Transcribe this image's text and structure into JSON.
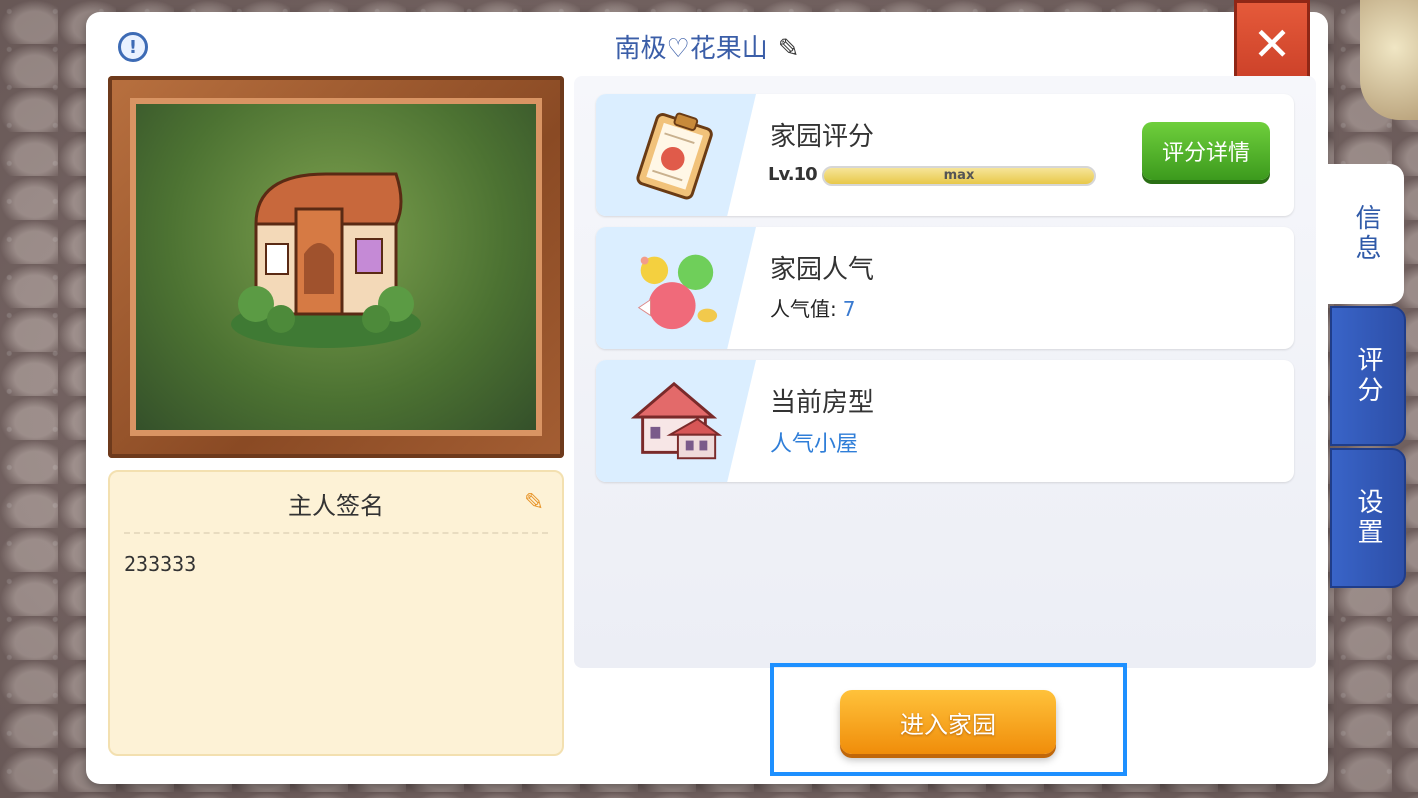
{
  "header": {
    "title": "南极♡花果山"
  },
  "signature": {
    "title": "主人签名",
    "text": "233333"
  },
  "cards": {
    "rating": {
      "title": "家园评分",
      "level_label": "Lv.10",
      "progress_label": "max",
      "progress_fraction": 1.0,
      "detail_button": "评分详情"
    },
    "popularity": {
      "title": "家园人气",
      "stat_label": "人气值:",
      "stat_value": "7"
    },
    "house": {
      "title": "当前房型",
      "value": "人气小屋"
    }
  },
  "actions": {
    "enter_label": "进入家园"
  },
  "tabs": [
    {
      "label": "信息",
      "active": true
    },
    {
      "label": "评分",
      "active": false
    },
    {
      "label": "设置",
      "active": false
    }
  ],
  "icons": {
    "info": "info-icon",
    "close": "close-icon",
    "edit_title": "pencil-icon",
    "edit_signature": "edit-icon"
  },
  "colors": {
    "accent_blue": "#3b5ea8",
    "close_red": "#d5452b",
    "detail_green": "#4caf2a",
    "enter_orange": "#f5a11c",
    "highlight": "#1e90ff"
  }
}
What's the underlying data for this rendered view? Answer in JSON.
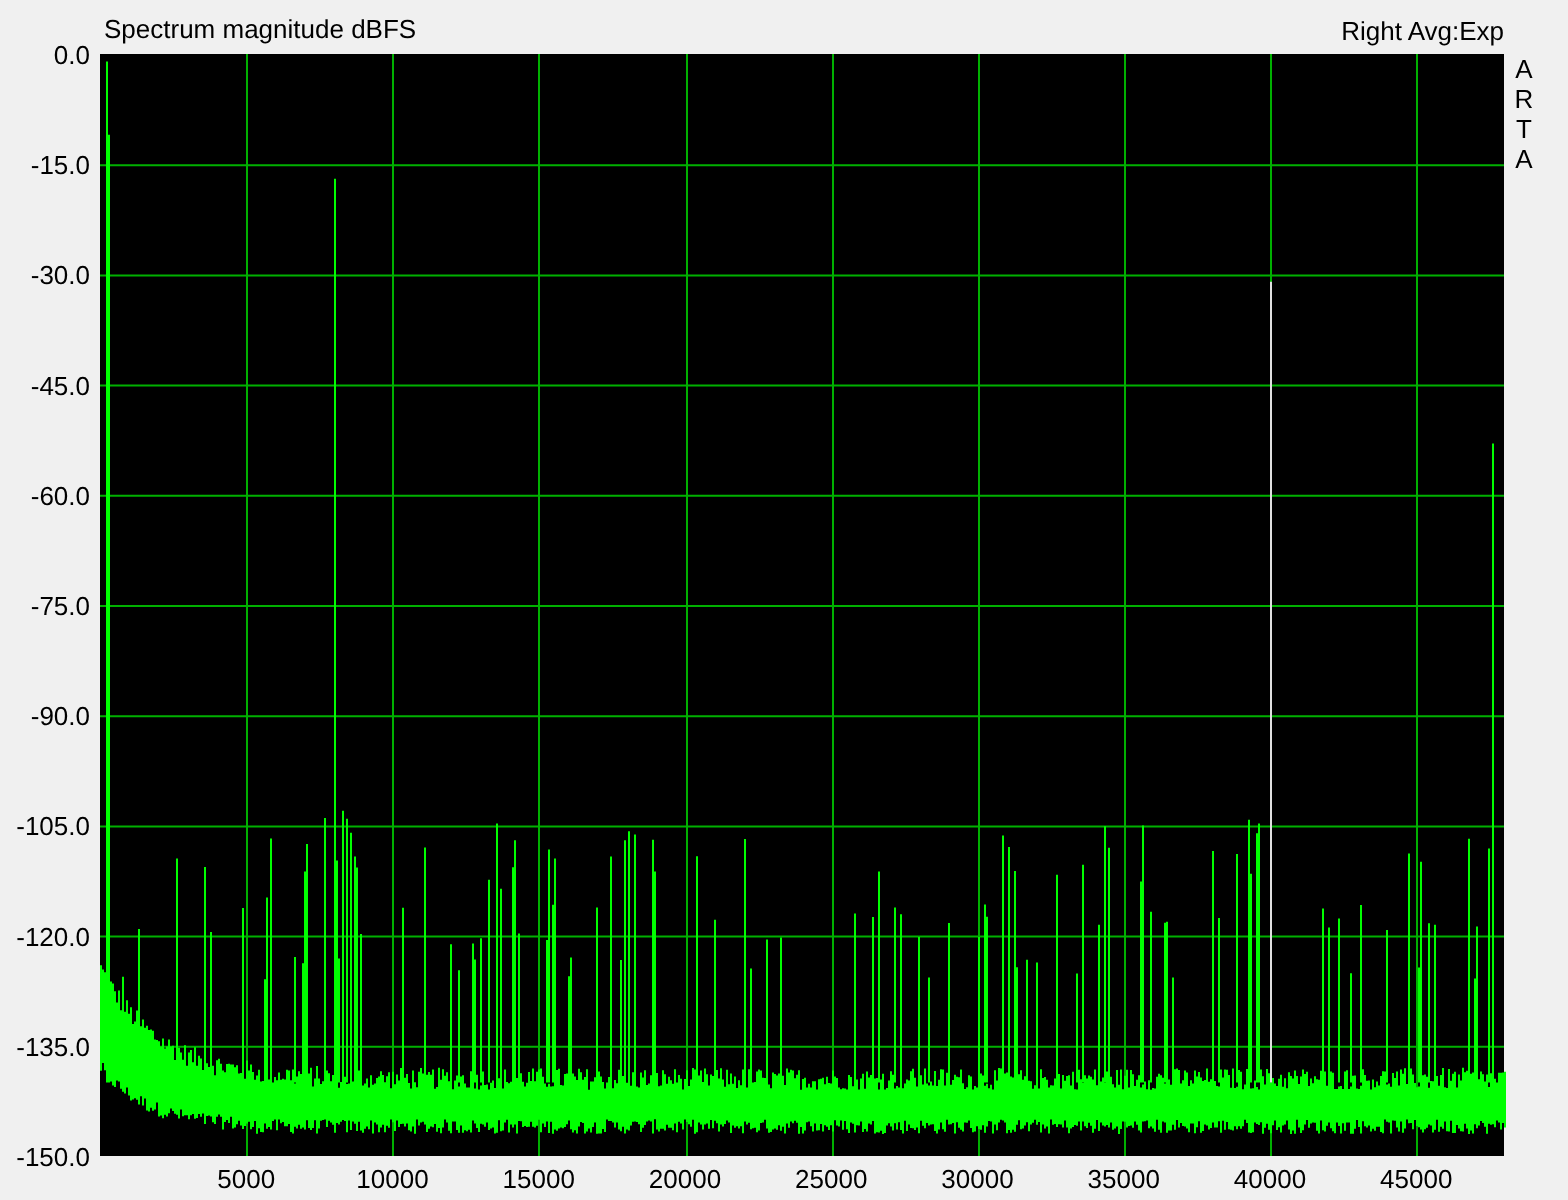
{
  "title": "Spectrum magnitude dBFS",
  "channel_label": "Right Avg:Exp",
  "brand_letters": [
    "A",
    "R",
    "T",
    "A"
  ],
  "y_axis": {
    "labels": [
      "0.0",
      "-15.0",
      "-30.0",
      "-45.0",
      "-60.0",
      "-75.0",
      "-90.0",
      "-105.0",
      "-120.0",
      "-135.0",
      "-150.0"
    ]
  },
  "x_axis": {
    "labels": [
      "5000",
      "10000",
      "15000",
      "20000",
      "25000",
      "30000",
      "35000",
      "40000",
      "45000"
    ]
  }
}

====================

■ Directive
Take the lines from the one that contains "What's the underlying" down to the last line of the listing above, both included, and set them down exactly, leaving out pictures.

■ Written reply
What's the underlying data for this rendered view? Answer in JSON.
{
  "title": "Spectrum magnitude dBFS",
  "channel_label": "Right Avg:Exp",
  "brand_letters": [
    "A",
    "R",
    "T",
    "A"
  ],
  "y_axis": {
    "labels": [
      "0.0",
      "-15.0",
      "-30.0",
      "-45.0",
      "-60.0",
      "-75.0",
      "-90.0",
      "-105.0",
      "-120.0",
      "-135.0",
      "-150.0"
    ]
  },
  "x_axis": {
    "labels": [
      "5000",
      "10000",
      "15000",
      "20000",
      "25000",
      "30000",
      "35000",
      "40000",
      "45000"
    ]
  }
}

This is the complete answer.